**THE INPUT**
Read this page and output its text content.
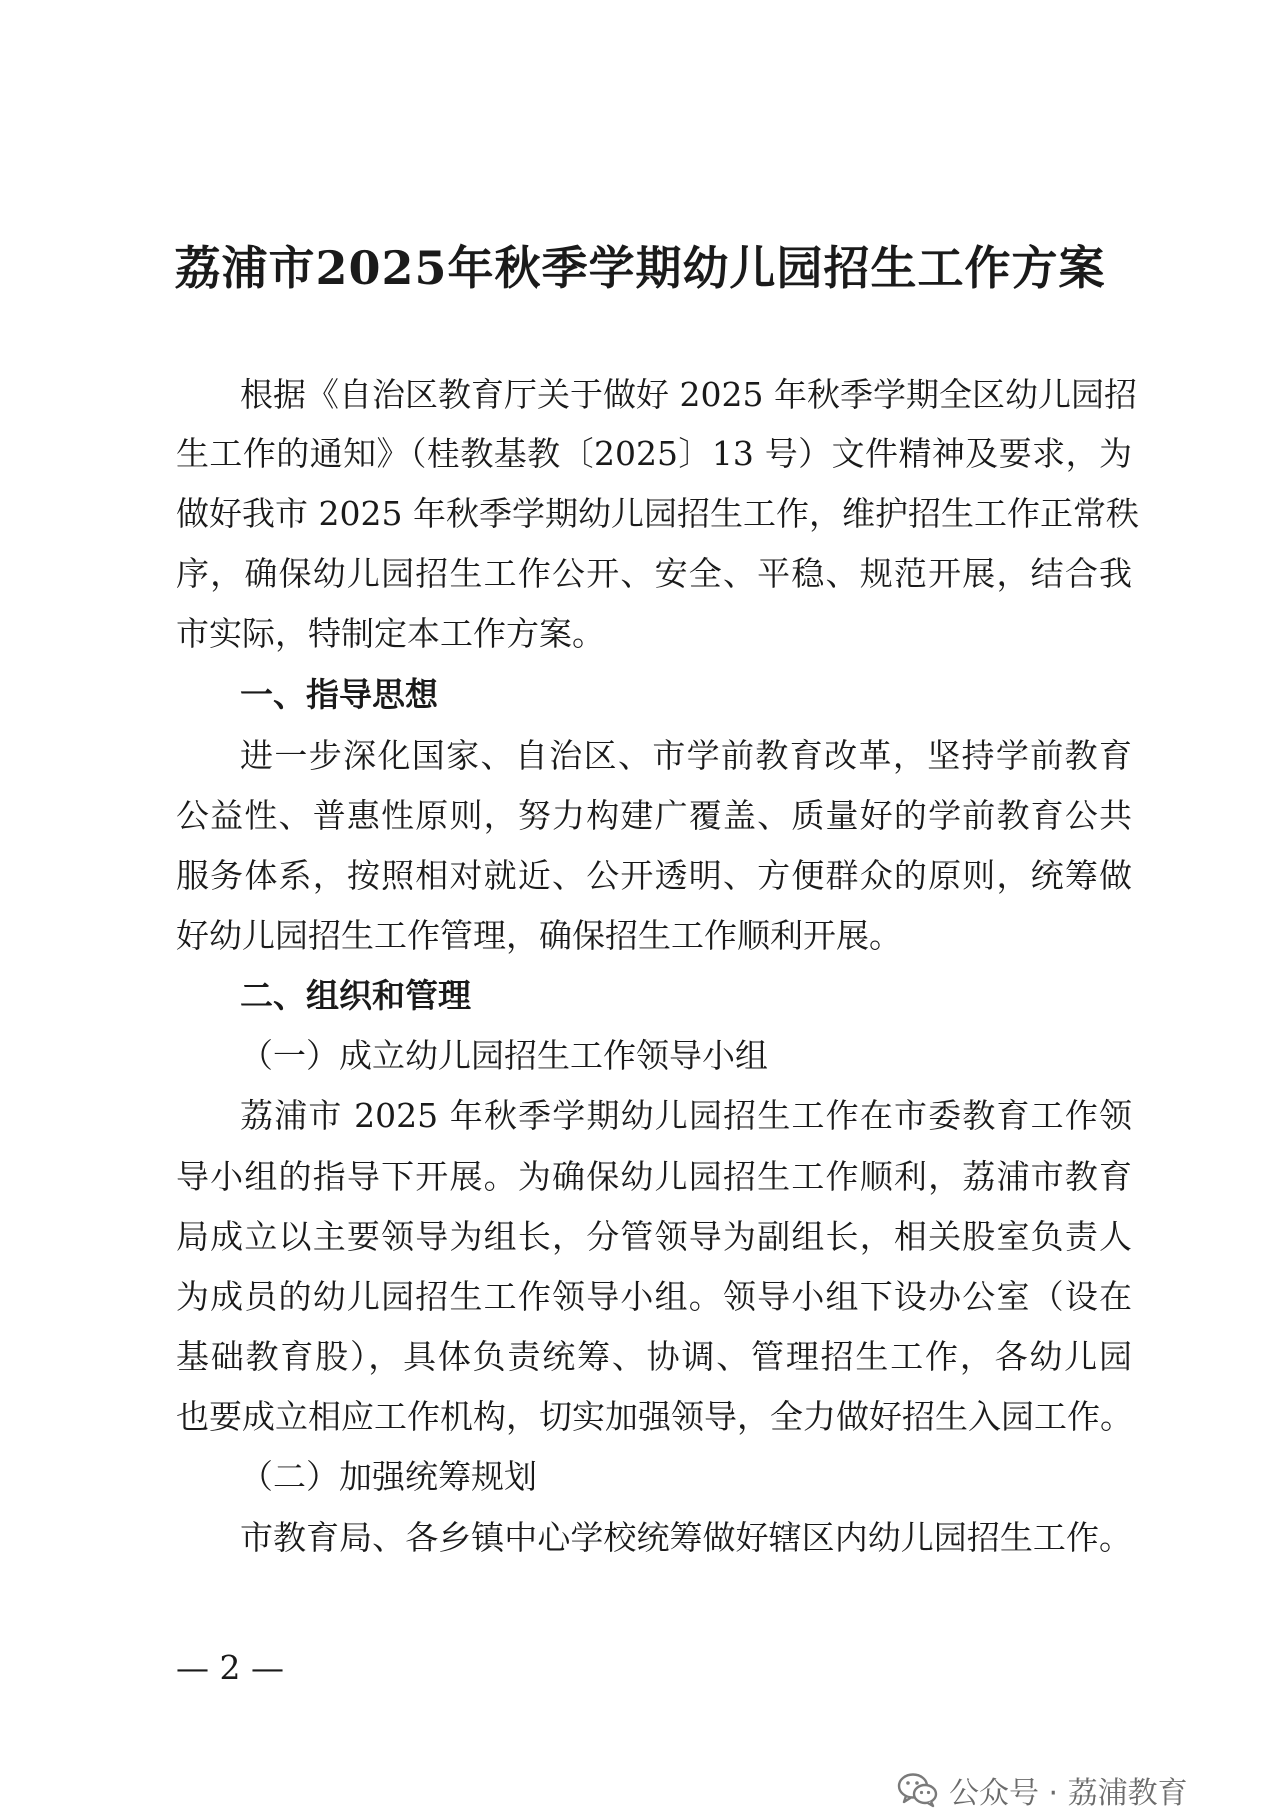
荔浦市2025年秋季学期幼儿园招生工作方案
根据《自治区教育厅关于做好 2025 年秋季学期全区幼儿园招
生工作的通知》（桂教基教〔2025〕13 号）文件精神及要求，为
做好我市 2025 年秋季学期幼儿园招生工作，维护招生工作正常秩
序，确保幼儿园招生工作公开、安全、平稳、规范开展，结合我
市实际，特制定本工作方案。
一、指导思想
进一步深化国家、自治区、市学前教育改革，坚持学前教育
公益性、普惠性原则，努力构建广覆盖、质量好的学前教育公共
服务体系，按照相对就近、公开透明、方便群众的原则，统筹做
好幼儿园招生工作管理，确保招生工作顺利开展。
二、组织和管理
（一）成立幼儿园招生工作领导小组
荔浦市 2025 年秋季学期幼儿园招生工作在市委教育工作领
导小组的指导下开展。为确保幼儿园招生工作顺利，荔浦市教育
局成立以主要领导为组长，分管领导为副组长，相关股室负责人
为成员的幼儿园招生工作领导小组。领导小组下设办公室（设在
基础教育股），具体负责统筹、协调、管理招生工作，各幼儿园
也要成立相应工作机构，切实加强领导，全力做好招生入园工作。
（二）加强统筹规划
市教育局、各乡镇中心学校统筹做好辖区内幼儿园招生工作。
— 2 —
公众号 · 荔浦教育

**EXERCISE DETAILS**
Pictures are to be left out; all else in the entries above is to be quoted exactly.

**WORKED ANSWER**
Read this page and output its text content.
荔浦市2025年秋季学期幼儿园招生工作方案
根据《自治区教育厅关于做好 2025 年秋季学期全区幼儿园招
生工作的通知》（桂教基教〔2025〕13 号）文件精神及要求，为
做好我市 2025 年秋季学期幼儿园招生工作，维护招生工作正常秩
序，确保幼儿园招生工作公开、安全、平稳、规范开展，结合我
市实际，特制定本工作方案。
一、指导思想
进一步深化国家、自治区、市学前教育改革，坚持学前教育
公益性、普惠性原则，努力构建广覆盖、质量好的学前教育公共
服务体系，按照相对就近、公开透明、方便群众的原则，统筹做
好幼儿园招生工作管理，确保招生工作顺利开展。
二、组织和管理
（一）成立幼儿园招生工作领导小组
荔浦市 2025 年秋季学期幼儿园招生工作在市委教育工作领
导小组的指导下开展。为确保幼儿园招生工作顺利，荔浦市教育
局成立以主要领导为组长，分管领导为副组长，相关股室负责人
为成员的幼儿园招生工作领导小组。领导小组下设办公室（设在
基础教育股），具体负责统筹、协调、管理招生工作，各幼儿园
也要成立相应工作机构，切实加强领导，全力做好招生入园工作。
（二）加强统筹规划
市教育局、各乡镇中心学校统筹做好辖区内幼儿园招生工作。
— 2 —
公众号 · 荔浦教育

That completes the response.